Data extracted from a collection
::::

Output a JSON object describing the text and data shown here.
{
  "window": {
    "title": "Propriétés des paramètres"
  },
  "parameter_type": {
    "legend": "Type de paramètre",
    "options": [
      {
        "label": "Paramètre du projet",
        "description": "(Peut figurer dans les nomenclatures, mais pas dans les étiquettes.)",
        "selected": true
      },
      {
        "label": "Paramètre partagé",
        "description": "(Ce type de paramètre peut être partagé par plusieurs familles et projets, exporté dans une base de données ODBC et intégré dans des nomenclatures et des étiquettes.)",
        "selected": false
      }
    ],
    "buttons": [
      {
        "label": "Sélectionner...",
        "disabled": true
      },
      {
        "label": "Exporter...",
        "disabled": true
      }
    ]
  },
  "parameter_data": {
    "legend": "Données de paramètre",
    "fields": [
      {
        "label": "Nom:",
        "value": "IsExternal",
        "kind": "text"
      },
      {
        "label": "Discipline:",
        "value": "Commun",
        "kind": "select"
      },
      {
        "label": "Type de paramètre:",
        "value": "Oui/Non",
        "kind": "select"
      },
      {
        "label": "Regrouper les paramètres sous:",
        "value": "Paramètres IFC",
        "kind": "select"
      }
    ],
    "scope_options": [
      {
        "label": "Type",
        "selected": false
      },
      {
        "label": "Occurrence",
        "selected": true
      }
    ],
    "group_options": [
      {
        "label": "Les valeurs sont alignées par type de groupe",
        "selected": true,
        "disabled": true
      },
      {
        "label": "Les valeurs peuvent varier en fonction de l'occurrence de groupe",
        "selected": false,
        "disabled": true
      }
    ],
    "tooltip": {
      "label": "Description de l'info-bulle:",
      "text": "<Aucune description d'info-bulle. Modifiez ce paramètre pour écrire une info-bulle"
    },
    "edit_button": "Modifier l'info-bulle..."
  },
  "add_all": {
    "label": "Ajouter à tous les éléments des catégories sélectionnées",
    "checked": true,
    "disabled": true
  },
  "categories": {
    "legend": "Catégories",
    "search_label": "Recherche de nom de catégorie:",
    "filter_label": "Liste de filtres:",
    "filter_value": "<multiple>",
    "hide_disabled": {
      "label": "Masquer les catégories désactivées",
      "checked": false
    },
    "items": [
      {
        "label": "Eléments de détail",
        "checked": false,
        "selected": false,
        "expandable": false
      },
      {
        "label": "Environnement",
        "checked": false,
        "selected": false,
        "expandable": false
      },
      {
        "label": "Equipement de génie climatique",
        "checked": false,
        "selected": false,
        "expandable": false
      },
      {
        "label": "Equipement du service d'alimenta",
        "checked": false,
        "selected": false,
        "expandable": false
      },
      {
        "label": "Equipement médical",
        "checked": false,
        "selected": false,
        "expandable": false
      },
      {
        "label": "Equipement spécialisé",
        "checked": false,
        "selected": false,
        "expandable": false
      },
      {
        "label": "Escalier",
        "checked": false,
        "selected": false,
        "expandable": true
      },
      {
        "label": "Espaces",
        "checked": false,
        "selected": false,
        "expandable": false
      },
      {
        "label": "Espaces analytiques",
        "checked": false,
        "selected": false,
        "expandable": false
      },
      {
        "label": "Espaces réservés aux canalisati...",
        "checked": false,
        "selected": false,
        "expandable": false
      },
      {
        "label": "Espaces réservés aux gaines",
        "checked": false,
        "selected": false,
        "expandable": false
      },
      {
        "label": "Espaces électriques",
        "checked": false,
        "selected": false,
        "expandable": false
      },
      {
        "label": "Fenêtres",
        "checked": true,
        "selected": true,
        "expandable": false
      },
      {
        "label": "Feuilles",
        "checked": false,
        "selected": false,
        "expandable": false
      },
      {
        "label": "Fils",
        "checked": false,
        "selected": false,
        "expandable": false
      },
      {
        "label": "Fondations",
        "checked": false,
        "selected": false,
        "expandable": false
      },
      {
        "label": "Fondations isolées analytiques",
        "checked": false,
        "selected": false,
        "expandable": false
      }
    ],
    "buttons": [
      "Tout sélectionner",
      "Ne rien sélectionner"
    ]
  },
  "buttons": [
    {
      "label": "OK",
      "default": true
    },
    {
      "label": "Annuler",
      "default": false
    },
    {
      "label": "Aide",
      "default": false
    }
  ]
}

::::

-- Instruction --
Each line containing "nomenclatures" counts once; state the total number of such lines and nothing else.

-- Written solution --
2